Work to complete: Below is some material; transcribe all of it exactly.
====== Records for the exercise
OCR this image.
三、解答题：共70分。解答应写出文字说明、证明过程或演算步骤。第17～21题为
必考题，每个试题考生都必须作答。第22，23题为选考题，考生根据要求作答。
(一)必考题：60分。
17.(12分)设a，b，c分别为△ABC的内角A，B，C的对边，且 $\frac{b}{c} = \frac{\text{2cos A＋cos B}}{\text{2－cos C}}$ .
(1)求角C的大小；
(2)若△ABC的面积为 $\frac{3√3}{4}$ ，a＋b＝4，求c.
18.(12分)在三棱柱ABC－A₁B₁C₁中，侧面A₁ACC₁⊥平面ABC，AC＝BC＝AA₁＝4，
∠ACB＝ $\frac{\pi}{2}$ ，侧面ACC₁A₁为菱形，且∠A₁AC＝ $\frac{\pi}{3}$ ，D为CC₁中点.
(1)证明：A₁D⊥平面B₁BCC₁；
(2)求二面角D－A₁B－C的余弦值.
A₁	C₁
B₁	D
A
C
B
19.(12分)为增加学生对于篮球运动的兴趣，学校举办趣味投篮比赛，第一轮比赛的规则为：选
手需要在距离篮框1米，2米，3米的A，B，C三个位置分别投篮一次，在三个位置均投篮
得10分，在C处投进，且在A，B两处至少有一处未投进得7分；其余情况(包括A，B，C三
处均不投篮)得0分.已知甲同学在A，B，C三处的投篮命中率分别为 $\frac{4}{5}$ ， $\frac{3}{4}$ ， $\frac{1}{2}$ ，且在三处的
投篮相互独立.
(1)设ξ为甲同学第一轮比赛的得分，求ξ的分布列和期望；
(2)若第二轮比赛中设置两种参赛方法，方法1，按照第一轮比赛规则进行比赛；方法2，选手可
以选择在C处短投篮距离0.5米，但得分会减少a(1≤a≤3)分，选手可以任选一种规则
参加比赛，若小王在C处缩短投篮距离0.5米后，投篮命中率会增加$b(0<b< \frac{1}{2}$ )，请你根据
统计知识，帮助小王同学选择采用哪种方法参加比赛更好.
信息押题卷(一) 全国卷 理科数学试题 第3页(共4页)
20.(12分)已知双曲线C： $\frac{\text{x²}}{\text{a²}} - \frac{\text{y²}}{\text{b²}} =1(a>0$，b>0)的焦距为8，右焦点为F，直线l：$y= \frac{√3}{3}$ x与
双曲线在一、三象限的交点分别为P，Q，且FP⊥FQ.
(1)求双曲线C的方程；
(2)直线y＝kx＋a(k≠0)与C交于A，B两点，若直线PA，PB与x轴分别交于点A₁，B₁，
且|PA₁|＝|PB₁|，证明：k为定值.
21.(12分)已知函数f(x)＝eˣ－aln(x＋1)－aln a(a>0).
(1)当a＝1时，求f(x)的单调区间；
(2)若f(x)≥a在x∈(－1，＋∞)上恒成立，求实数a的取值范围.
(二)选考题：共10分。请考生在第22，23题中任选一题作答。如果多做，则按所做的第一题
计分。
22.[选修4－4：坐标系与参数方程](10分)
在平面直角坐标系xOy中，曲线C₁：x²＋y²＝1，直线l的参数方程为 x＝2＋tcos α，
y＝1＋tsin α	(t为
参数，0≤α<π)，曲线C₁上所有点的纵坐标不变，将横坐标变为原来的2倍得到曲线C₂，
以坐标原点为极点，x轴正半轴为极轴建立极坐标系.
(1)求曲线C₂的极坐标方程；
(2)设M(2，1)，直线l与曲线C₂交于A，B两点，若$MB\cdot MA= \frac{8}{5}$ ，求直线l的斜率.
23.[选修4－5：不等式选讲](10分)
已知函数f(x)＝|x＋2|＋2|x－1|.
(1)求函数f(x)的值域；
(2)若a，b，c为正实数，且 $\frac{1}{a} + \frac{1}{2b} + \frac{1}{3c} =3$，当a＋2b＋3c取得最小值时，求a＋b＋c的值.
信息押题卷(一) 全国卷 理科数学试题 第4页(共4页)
============
Answer:
OCR this image.
三、解答题：共70分。解答应写出文字说明、证明过程或演算步骤。第17～21题为
必考题，每个试题考生都必须作答。第22，23题为选考题，考生根据要求作答。
(一)必考题：60分。
17.(12分)设a，b，c分别为△ABC的内角A，B，C的对边，且 $\frac{b}{c} = \frac{\text{2cos A＋cos B}}{\text{2－cos C}}$ .
(1)求角C的大小；
(2)若△ABC的面积为 $\frac{3√3}{4}$ ，a＋b＝4，求c.
18.(12分)在三棱柱ABC－A₁B₁C₁中，侧面A₁ACC₁⊥平面ABC，AC＝BC＝AA₁＝4，
∠ACB＝ $\frac{\pi}{2}$ ，侧面ACC₁A₁为菱形，且∠A₁AC＝ $\frac{\pi}{3}$ ，D为CC₁中点.
(1)证明：A₁D⊥平面B₁BCC₁；
(2)求二面角D－A₁B－C的余弦值.
A₁	C₁
B₁	D
A
C
B
19.(12分)为增加学生对于篮球运动的兴趣，学校举办趣味投篮比赛，第一轮比赛的规则为：选
手需要在距离篮框1米，2米，3米的A，B，C三个位置分别投篮一次，在三个位置均投篮
得10分，在C处投进，且在A，B两处至少有一处未投进得7分；其余情况(包括A，B，C三
处均不投篮)得0分.已知甲同学在A，B，C三处的投篮命中率分别为 $\frac{4}{5}$ ， $\frac{3}{4}$ ， $\frac{1}{2}$ ，且在三处的
投篮相互独立.
(1)设ξ为甲同学第一轮比赛的得分，求ξ的分布列和期望；
(2)若第二轮比赛中设置两种参赛方法，方法1，按照第一轮比赛规则进行比赛；方法2，选手可
以选择在C处短投篮距离0.5米，但得分会减少a(1≤a≤3)分，选手可以任选一种规则
参加比赛，若小王在C处缩短投篮距离0.5米后，投篮命中率会增加$b(0<b< \frac{1}{2}$ )，请你根据
统计知识，帮助小王同学选择采用哪种方法参加比赛更好.
信息押题卷(一) 全国卷 理科数学试题 第3页(共4页)
20.(12分)已知双曲线C： $\frac{\text{x²}}{\text{a²}} - \frac{\text{y²}}{\text{b²}} =1(a>0$，b>0)的焦距为8，右焦点为F，直线l：$y= \frac{√3}{3}$ x与
双曲线在一、三象限的交点分别为P，Q，且FP⊥FQ.
(1)求双曲线C的方程；
(2)直线y＝kx＋a(k≠0)与C交于A，B两点，若直线PA，PB与x轴分别交于点A₁，B₁，
且|PA₁|＝|PB₁|，证明：k为定值.
21.(12分)已知函数f(x)＝eˣ－aln(x＋1)－aln a(a>0).
(1)当a＝1时，求f(x)的单调区间；
(2)若f(x)≥a在x∈(－1，＋∞)上恒成立，求实数a的取值范围.
(二)选考题：共10分。请考生在第22，23题中任选一题作答。如果多做，则按所做的第一题
计分。
22.[选修4－4：坐标系与参数方程](10分)
在平面直角坐标系xOy中，曲线C₁：x²＋y²＝1，直线l的参数方程为 x＝2＋tcos α，
y＝1＋tsin α	(t为
参数，0≤α<π)，曲线C₁上所有点的纵坐标不变，将横坐标变为原来的2倍得到曲线C₂，
以坐标原点为极点，x轴正半轴为极轴建立极坐标系.
(1)求曲线C₂的极坐标方程；
(2)设M(2，1)，直线l与曲线C₂交于A，B两点，若$MB\cdot MA= \frac{8}{5}$ ，求直线l的斜率.
23.[选修4－5：不等式选讲](10分)
已知函数f(x)＝|x＋2|＋2|x－1|.
(1)求函数f(x)的值域；
(2)若a，b，c为正实数，且 $\frac{1}{a} + \frac{1}{2b} + \frac{1}{3c} =3$，当a＋2b＋3c取得最小值时，求a＋b＋c的值.
信息押题卷(一) 全国卷 理科数学试题 第4页(共4页)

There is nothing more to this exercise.